◆ **Exercise directions**
Show every line in the records below that contains the word "الباقي".

Stored entries
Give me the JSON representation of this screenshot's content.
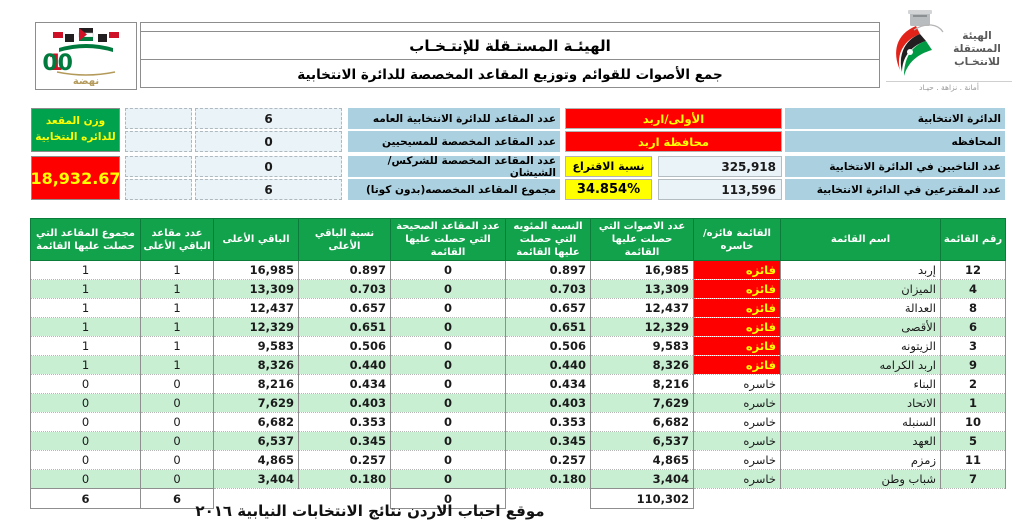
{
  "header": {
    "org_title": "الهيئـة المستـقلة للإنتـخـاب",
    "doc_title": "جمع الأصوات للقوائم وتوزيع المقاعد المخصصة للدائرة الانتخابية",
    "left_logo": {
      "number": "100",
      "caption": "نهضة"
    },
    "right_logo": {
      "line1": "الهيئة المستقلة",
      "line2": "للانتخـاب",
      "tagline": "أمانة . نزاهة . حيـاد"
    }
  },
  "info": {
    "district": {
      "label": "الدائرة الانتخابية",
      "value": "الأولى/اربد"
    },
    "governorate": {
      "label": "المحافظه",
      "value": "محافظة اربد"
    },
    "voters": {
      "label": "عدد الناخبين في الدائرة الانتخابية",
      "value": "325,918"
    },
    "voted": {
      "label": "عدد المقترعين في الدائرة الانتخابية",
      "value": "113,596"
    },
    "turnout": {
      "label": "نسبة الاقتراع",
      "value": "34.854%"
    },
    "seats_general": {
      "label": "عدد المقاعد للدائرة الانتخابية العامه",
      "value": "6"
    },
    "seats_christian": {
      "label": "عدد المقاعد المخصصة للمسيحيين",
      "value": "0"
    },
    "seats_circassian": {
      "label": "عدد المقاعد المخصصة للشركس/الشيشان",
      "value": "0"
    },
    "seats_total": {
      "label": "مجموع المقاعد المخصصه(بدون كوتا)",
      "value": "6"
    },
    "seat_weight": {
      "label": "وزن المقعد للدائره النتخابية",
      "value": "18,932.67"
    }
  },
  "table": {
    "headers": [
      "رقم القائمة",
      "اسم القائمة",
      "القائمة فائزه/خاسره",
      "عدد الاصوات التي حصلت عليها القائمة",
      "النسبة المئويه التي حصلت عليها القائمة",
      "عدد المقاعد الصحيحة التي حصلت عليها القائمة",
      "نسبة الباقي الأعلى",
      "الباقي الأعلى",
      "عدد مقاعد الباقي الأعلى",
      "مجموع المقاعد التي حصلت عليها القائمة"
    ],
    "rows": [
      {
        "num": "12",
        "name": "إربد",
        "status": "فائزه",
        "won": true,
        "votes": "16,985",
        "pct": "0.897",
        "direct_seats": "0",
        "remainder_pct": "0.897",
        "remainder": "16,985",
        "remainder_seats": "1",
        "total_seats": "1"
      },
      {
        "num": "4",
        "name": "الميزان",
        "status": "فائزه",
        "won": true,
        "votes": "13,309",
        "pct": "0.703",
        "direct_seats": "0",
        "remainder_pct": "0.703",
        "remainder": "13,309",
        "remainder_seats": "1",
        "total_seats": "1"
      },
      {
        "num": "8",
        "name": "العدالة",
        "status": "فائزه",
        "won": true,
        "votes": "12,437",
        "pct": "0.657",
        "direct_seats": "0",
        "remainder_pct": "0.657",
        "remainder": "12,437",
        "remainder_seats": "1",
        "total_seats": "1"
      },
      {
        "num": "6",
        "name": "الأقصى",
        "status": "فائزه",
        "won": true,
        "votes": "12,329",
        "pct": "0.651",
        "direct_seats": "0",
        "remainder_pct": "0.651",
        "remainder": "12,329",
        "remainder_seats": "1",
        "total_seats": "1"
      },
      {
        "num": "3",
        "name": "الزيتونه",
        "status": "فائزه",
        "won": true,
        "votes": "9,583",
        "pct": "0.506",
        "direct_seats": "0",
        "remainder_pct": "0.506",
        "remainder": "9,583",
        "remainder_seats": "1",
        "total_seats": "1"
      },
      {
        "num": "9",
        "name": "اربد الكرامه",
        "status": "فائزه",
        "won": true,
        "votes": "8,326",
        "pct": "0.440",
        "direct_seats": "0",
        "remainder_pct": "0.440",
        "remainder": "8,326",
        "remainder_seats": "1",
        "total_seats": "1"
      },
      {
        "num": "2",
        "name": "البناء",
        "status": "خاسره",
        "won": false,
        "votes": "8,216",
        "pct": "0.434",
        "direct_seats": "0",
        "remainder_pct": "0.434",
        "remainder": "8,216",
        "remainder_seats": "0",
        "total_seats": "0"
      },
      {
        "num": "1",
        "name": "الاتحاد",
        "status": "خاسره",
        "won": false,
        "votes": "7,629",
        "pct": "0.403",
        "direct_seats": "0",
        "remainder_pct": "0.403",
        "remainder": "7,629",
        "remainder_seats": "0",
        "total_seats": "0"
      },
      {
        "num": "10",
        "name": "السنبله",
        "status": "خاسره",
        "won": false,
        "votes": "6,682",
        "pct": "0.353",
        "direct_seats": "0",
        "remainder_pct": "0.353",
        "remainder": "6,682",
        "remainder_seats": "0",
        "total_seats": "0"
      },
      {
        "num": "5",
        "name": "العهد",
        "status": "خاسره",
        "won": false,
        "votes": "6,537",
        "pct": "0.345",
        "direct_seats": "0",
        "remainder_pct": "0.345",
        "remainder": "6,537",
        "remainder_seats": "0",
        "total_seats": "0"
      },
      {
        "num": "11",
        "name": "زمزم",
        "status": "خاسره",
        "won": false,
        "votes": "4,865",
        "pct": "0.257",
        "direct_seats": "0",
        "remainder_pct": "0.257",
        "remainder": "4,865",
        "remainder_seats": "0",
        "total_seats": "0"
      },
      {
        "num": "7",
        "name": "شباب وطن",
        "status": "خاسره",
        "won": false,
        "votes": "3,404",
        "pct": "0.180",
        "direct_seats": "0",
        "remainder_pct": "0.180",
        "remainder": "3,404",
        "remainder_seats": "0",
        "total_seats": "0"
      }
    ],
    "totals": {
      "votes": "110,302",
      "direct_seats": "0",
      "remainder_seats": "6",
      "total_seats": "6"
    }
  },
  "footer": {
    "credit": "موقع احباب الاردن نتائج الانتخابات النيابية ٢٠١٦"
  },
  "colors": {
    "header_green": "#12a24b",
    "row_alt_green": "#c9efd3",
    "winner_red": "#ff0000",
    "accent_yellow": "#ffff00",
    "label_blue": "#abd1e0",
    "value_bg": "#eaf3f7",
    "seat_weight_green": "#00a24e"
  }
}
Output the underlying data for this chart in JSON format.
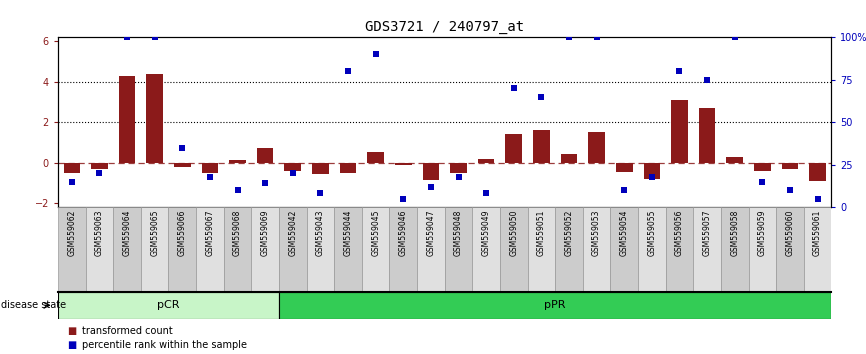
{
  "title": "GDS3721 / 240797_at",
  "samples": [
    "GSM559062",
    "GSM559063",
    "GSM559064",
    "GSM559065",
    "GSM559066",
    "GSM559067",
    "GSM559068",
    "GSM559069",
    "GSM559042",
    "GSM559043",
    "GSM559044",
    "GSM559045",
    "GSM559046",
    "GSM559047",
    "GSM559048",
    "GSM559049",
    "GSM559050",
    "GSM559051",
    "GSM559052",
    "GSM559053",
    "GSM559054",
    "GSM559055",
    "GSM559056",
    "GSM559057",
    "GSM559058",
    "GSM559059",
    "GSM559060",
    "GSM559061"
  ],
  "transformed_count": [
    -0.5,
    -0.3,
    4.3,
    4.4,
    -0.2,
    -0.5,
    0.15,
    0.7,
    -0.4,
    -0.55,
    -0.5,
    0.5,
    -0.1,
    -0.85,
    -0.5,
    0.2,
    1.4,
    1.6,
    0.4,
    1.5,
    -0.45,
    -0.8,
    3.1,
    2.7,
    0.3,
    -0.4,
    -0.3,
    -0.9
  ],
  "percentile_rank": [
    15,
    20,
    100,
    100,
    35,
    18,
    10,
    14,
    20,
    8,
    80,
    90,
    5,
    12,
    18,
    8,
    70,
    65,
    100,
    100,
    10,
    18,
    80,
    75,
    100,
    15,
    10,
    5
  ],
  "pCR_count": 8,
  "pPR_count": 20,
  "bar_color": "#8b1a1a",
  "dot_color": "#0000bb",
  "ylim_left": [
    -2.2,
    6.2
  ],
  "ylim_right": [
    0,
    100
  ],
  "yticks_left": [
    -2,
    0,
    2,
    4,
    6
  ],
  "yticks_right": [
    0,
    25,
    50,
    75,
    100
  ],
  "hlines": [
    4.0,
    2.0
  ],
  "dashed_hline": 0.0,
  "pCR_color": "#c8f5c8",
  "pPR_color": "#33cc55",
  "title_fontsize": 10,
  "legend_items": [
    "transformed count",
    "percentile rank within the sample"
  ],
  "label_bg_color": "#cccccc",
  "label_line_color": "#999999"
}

◆ **Solved problem**
      "نسبة الباقي الأعلى",
      "الباقي الأعلى",
      "عدد مقاعد الباقي الأعلى",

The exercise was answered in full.